■ **DATA LISTING**
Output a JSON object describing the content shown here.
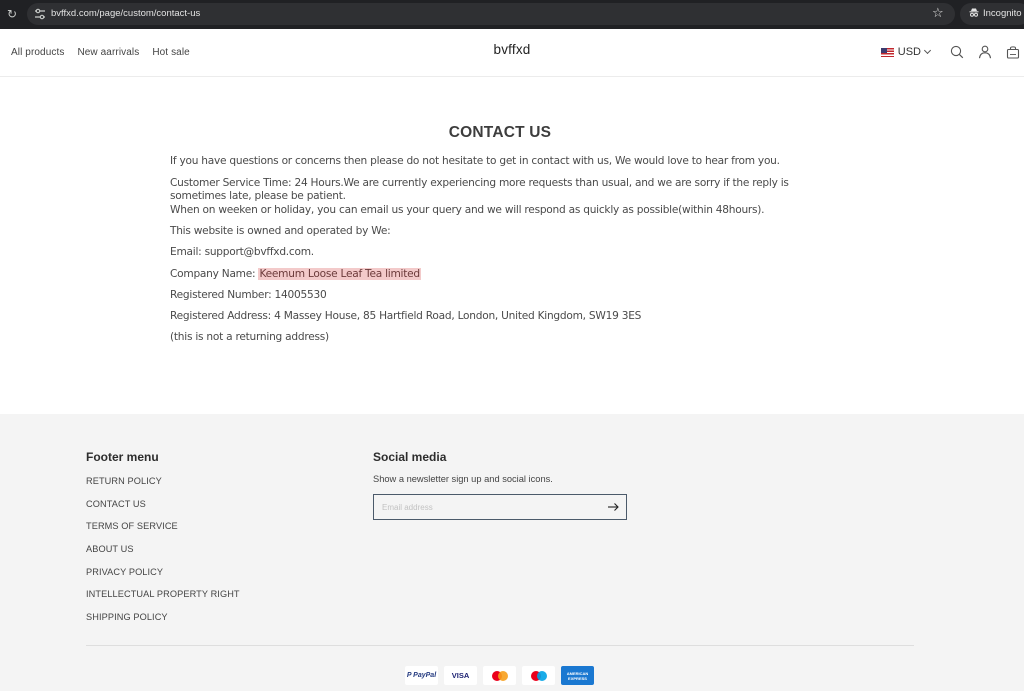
{
  "browser": {
    "url": "bvffxd.com/page/custom/contact-us",
    "incognito_label": "Incognito"
  },
  "header": {
    "nav": [
      {
        "label": "All products"
      },
      {
        "label": "New aarrivals"
      },
      {
        "label": "Hot sale"
      }
    ],
    "logo": "bvffxd",
    "currency": "USD",
    "icons": [
      "search-icon",
      "account-icon",
      "cart-icon"
    ]
  },
  "main": {
    "title": "CONTACT US",
    "intro": "If you have questions or concerns then please do not hesitate to get in contact with us, We would love to hear from you.",
    "service_line1": "Customer Service Time: 24 Hours.We are currently experiencing more requests than usual, and we are sorry if the reply is sometimes late, please be patient.",
    "service_line2": "When on weeken or holiday, you can email us your query and we will respond as quickly as possible(within 48hours).",
    "owned_by": "This website is owned and operated by We:",
    "email_line": "Email: support@bvffxd.com.",
    "company_label": "Company Name: ",
    "company_name": "Keemum Loose Leaf Tea limited",
    "registered_number": "Registered Number: 14005530",
    "registered_address": "Registered Address: 4 Massey House, 85 Hartfield Road, London, United Kingdom, SW19 3ES",
    "address_note": "(this is not a returning address)",
    "highlight_color": "#f3caca"
  },
  "footer": {
    "menu_title": "Footer menu",
    "menu_items": [
      {
        "label": "RETURN POLICY"
      },
      {
        "label": "CONTACT US"
      },
      {
        "label": "TERMS OF SERVICE"
      },
      {
        "label": "ABOUT US"
      },
      {
        "label": "PRIVACY POLICY"
      },
      {
        "label": "INTELLECTUAL PROPERTY RIGHT"
      },
      {
        "label": "SHIPPING POLICY"
      }
    ],
    "social_title": "Social media",
    "social_desc": "Show a newsletter sign up and social icons.",
    "email_placeholder": "Email address",
    "payments": [
      {
        "name": "PayPal",
        "label": "P PayPal"
      },
      {
        "name": "Visa",
        "label": "VISA"
      },
      {
        "name": "Mastercard",
        "label": ""
      },
      {
        "name": "Maestro",
        "label": ""
      },
      {
        "name": "American Express",
        "label": "AMERICAN EXPRESS"
      }
    ]
  }
}
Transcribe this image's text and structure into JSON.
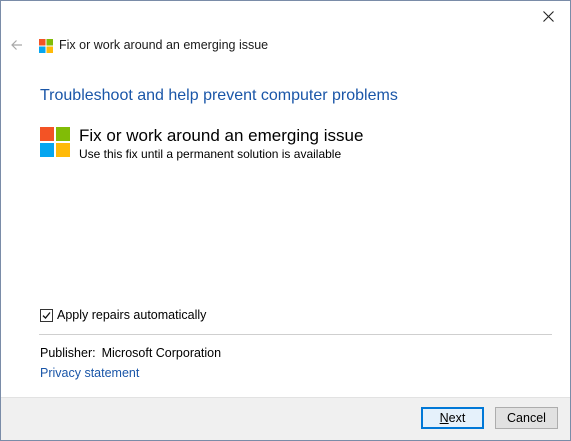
{
  "window": {
    "title": "Fix or work around an emerging issue"
  },
  "main": {
    "heading": "Troubleshoot and help prevent computer problems",
    "issue_title": "Fix or work around an emerging issue",
    "issue_subtitle": "Use this fix until a permanent solution is available"
  },
  "options": {
    "apply_repairs_label": "Apply repairs automatically",
    "apply_repairs_checked": true
  },
  "publisher": {
    "label": "Publisher:",
    "value": "Microsoft Corporation"
  },
  "links": {
    "privacy": "Privacy statement"
  },
  "buttons": {
    "next_first": "N",
    "next_rest": "ext",
    "cancel": "Cancel"
  },
  "colors": {
    "accent": "#1a56a8",
    "logo_red": "#f35325",
    "logo_green": "#81bc06",
    "logo_blue": "#05a6f0",
    "logo_yellow": "#ffba08"
  },
  "icons": [
    "close-icon",
    "back-arrow-icon",
    "microsoft-logo-icon",
    "checkmark-icon"
  ]
}
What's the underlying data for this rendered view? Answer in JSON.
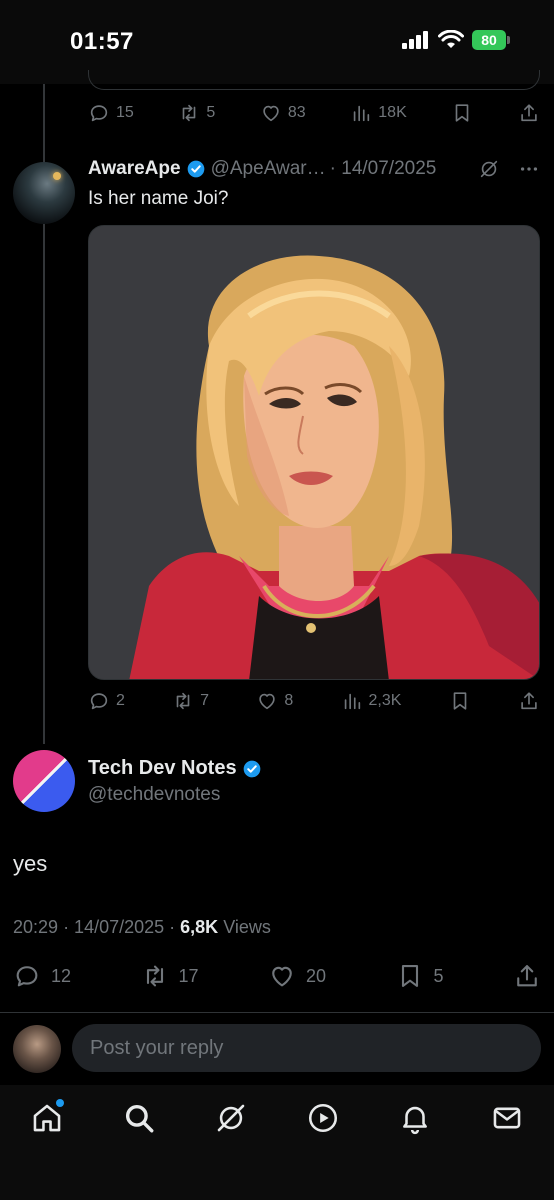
{
  "status_bar": {
    "time": "01:57",
    "battery": "80"
  },
  "prev_tweet": {
    "replies": "15",
    "reposts": "5",
    "likes": "83",
    "views": "18K"
  },
  "tweet2": {
    "name": "AwareApe",
    "handle": "@ApeAwar…",
    "date": "· 14/07/2025",
    "text": "Is her name Joi?",
    "replies": "2",
    "reposts": "7",
    "likes": "8",
    "views": "2,3K"
  },
  "main_tweet": {
    "name": "Tech Dev Notes",
    "handle": "@techdevnotes",
    "text": "yes",
    "time": "20:29",
    "date": "· 14/07/2025 ·",
    "views_count": "6,8K",
    "views_label": "Views",
    "replies": "12",
    "reposts": "17",
    "likes": "20",
    "bookmarks": "5"
  },
  "reply_box": {
    "placeholder": "Post your reply"
  },
  "nav": {
    "items": [
      "home-icon",
      "search-icon",
      "grok-icon",
      "video-icon",
      "notifications-icon",
      "messages-icon"
    ]
  },
  "colors": {
    "accent": "#1d9bf0",
    "muted": "#71767b",
    "text": "#e7e9ea",
    "battery": "#34c759"
  }
}
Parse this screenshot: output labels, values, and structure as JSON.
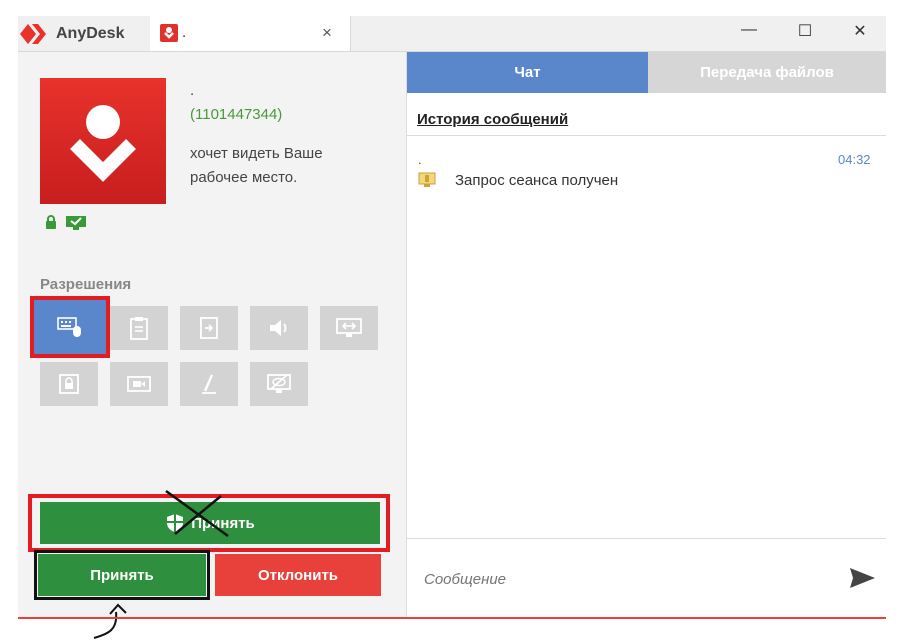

■ **SHORT TASK**
Select every line of the material above holding the word "icons" and copy it.

■ **ANSWER TO THE TASK**
    "icons": [
    "social_desc": "Show a newsletter sign up and social icons.",
  "icons": [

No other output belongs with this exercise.